• [Set problem]: Copy out the data lines without any change, beginning at the line that contains "380, 790, 800]" and stopping after the line that contains "label: Science and technology boxing body: Science".
━━━ Dataset extract ━━━
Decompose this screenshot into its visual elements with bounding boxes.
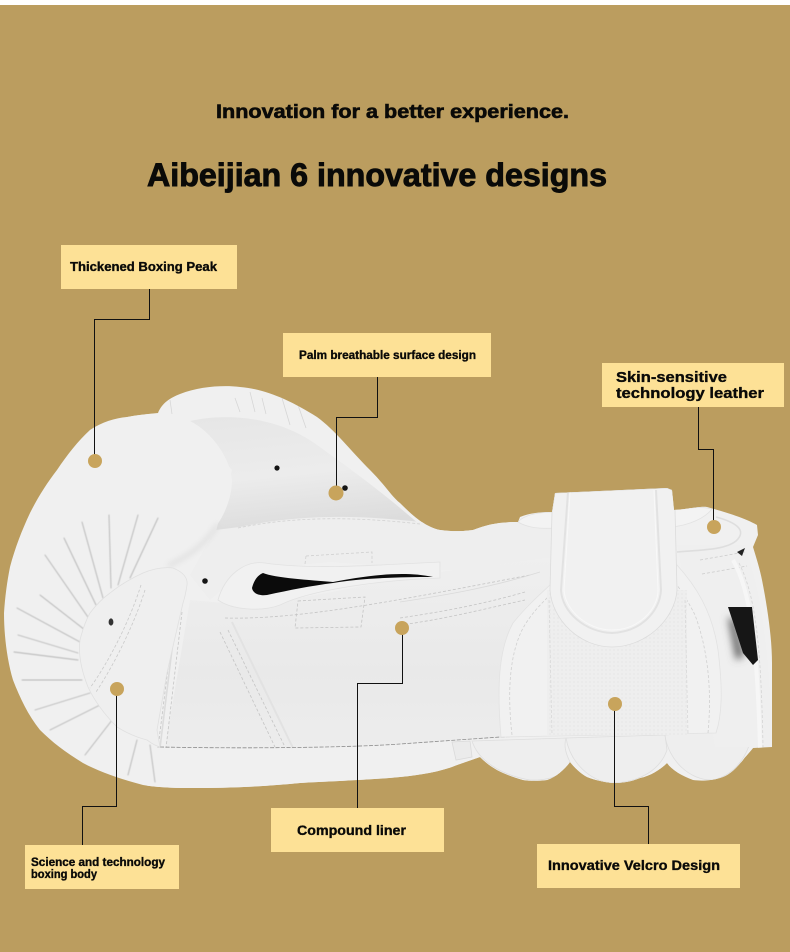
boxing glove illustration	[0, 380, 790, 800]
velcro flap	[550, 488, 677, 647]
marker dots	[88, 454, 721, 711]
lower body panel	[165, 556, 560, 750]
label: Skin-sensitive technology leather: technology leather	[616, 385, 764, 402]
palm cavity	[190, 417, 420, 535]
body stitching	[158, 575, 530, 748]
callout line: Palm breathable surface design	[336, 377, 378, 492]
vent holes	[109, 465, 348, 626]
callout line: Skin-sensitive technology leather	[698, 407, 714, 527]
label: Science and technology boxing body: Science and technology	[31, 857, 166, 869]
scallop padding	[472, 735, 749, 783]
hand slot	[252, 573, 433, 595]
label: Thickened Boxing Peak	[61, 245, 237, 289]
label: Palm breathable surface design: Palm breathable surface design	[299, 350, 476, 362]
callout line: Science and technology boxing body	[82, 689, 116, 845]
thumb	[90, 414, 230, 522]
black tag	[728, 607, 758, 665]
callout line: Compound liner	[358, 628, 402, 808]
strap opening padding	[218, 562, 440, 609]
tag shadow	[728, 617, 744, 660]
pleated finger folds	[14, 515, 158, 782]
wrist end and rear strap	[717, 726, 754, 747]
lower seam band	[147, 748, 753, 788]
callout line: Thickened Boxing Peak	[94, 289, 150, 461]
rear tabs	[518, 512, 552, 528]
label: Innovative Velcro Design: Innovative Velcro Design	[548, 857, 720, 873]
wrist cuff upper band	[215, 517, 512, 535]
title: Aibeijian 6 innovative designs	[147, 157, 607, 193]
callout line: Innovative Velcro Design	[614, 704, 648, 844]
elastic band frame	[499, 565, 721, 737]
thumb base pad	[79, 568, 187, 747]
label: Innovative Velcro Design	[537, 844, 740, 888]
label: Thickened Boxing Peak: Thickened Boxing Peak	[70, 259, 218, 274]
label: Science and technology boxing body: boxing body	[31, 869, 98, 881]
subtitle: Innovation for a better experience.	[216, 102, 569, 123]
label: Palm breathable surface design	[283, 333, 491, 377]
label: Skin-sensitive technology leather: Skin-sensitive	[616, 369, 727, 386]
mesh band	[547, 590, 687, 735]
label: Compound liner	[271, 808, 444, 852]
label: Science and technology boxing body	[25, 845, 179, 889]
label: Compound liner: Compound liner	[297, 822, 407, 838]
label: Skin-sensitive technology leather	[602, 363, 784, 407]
━━━
━━━ Dataset extract ━━━
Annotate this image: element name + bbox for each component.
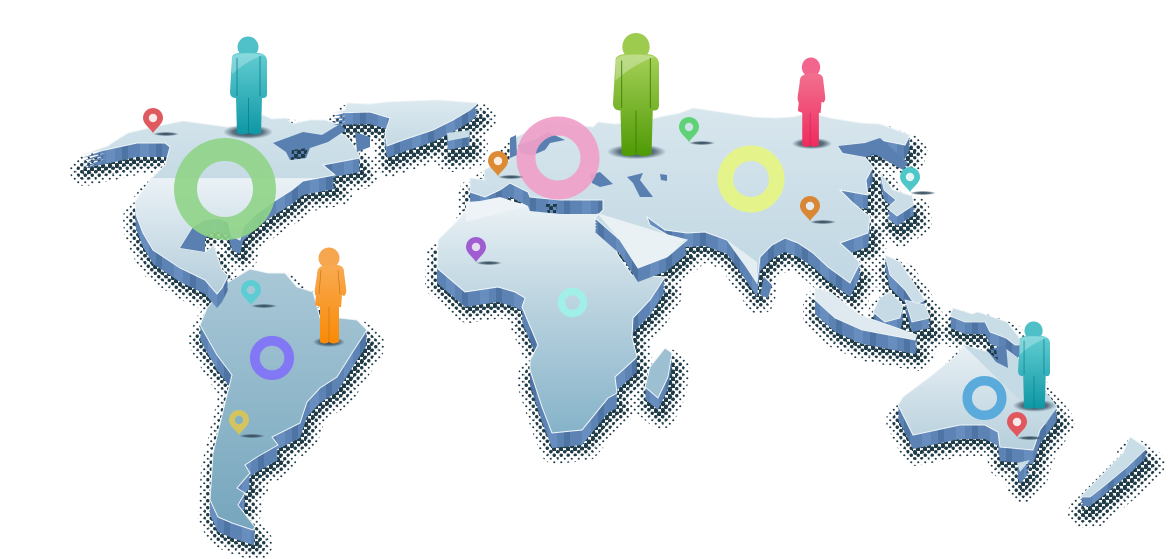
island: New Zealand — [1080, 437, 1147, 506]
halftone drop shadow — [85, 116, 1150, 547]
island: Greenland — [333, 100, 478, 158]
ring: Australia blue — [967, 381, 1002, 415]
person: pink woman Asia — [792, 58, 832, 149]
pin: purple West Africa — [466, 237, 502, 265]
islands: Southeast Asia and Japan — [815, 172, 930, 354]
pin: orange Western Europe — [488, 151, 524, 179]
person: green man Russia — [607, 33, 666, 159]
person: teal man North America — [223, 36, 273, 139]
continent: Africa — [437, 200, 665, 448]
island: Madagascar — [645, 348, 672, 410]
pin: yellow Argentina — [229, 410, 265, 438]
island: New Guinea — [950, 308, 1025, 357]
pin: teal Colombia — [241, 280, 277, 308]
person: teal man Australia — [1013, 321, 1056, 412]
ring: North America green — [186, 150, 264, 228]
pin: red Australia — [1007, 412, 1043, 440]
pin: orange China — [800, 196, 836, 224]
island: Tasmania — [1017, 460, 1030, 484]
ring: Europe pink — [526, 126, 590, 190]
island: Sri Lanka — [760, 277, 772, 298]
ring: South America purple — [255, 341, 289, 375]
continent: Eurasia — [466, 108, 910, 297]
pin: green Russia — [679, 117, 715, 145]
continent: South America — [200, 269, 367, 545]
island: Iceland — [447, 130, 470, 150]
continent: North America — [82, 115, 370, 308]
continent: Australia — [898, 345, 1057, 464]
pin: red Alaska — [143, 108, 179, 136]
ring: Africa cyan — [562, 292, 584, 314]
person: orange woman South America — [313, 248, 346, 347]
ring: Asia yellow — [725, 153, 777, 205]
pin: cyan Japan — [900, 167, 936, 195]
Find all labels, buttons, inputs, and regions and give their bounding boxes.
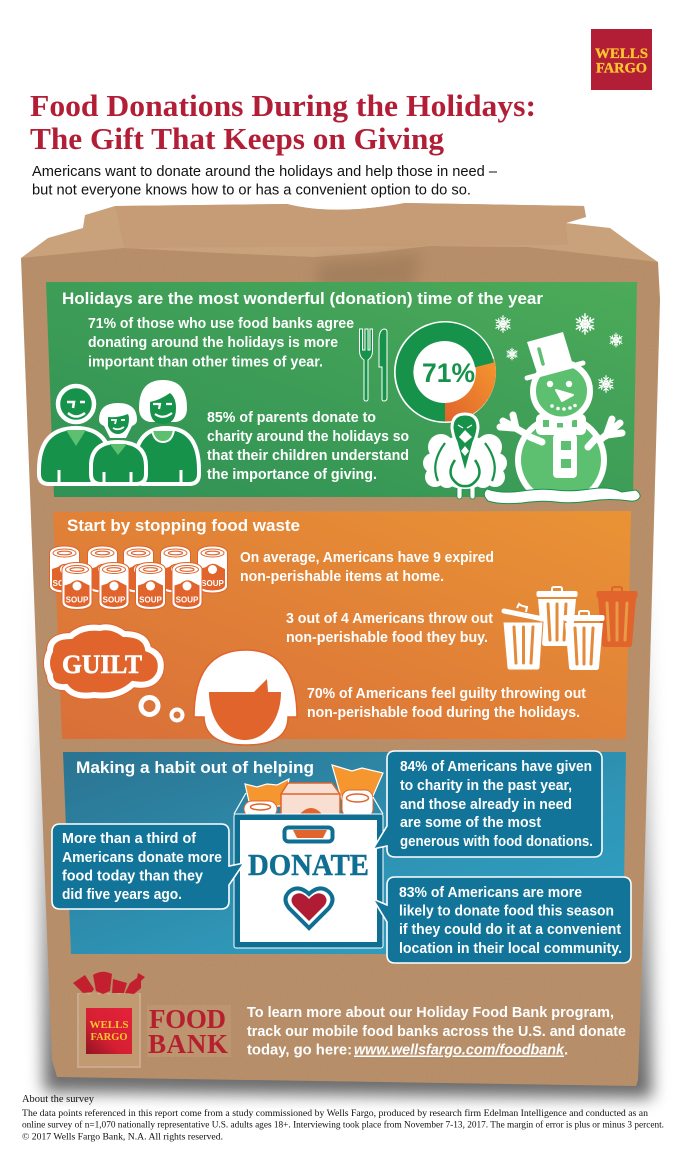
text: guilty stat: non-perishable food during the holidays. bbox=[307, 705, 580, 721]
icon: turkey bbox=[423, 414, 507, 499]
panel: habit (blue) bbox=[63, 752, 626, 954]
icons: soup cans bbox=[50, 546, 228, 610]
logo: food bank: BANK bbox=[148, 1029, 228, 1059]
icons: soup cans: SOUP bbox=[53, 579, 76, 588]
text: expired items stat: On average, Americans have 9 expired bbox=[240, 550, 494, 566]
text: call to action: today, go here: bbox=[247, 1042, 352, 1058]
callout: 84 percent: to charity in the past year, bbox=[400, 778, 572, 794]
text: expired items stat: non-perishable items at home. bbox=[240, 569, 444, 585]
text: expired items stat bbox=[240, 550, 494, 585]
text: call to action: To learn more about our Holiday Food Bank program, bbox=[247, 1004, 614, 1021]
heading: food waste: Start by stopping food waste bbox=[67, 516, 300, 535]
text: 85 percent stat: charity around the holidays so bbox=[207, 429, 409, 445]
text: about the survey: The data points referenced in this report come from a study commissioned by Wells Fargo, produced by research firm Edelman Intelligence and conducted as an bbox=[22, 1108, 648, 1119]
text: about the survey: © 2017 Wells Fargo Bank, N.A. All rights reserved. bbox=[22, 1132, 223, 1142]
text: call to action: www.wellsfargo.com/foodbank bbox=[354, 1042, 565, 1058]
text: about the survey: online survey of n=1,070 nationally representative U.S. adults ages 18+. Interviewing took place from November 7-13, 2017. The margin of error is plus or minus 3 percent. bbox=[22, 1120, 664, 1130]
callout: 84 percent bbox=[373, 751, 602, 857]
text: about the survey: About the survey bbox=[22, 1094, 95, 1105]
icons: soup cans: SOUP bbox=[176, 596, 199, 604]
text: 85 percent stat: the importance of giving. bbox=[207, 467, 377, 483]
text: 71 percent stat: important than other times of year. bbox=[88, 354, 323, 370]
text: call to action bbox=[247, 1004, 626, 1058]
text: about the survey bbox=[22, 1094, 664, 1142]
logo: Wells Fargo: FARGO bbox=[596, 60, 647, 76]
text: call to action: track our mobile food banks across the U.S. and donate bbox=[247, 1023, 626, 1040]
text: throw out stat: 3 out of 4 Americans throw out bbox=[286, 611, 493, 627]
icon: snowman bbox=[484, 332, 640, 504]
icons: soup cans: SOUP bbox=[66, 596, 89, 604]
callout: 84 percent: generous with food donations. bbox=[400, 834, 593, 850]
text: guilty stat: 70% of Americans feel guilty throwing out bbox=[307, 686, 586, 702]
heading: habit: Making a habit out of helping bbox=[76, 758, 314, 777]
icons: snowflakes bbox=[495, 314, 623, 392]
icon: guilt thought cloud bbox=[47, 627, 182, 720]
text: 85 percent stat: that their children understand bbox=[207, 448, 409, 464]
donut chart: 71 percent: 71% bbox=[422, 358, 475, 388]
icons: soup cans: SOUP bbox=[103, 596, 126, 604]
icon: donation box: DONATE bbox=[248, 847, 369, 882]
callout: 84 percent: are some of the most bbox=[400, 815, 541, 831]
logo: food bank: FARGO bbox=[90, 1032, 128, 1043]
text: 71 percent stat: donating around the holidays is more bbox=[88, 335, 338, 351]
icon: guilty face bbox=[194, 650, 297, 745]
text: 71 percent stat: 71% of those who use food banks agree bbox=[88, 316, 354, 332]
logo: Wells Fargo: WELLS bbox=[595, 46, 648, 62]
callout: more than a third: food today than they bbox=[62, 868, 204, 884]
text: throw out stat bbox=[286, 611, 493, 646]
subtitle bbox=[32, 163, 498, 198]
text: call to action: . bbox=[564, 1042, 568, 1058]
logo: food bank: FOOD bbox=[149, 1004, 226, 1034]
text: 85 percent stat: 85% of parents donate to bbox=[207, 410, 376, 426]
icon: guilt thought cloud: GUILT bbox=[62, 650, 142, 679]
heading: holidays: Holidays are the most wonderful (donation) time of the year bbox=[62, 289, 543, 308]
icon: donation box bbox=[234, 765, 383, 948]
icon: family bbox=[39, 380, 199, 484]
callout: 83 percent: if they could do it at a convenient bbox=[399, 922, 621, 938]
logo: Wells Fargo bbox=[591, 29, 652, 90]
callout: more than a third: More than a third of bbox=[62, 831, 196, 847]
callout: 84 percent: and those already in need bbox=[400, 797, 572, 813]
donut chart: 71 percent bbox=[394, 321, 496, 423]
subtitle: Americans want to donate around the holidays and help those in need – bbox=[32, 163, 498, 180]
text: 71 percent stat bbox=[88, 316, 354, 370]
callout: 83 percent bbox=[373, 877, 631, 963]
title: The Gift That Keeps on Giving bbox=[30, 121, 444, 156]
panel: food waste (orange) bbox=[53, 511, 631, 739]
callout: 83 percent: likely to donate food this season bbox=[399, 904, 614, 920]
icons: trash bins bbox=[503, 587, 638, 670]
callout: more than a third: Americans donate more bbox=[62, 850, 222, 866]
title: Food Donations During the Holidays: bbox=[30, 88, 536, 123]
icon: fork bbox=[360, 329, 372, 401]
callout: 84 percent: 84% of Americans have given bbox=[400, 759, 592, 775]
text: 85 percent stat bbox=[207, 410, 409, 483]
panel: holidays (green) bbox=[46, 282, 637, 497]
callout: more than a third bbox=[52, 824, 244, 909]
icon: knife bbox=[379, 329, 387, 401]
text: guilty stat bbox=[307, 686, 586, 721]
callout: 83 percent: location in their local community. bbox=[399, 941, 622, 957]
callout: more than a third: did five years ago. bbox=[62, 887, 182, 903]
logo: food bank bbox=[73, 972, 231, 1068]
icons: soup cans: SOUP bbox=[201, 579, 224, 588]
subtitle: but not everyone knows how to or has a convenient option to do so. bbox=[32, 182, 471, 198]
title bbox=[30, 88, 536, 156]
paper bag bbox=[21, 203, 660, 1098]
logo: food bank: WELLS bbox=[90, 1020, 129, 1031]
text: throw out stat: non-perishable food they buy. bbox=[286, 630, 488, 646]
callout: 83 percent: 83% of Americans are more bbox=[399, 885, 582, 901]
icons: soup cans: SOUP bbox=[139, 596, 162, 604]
━━━
• [Result below]:
boxing glove illustration	[0, 380, 790, 800]
velcro flap	[550, 488, 677, 647]
marker dots	[88, 454, 721, 711]
lower body panel	[165, 556, 560, 750]
label: Skin-sensitive technology leather: technology leather	[616, 385, 764, 402]
palm cavity	[190, 417, 420, 535]
body stitching	[158, 575, 530, 748]
callout line: Palm breathable surface design	[336, 377, 378, 492]
vent holes	[109, 465, 348, 626]
callout line: Skin-sensitive technology leather	[698, 407, 714, 527]
label: Science and technology boxing body: Science and technology	[31, 857, 166, 869]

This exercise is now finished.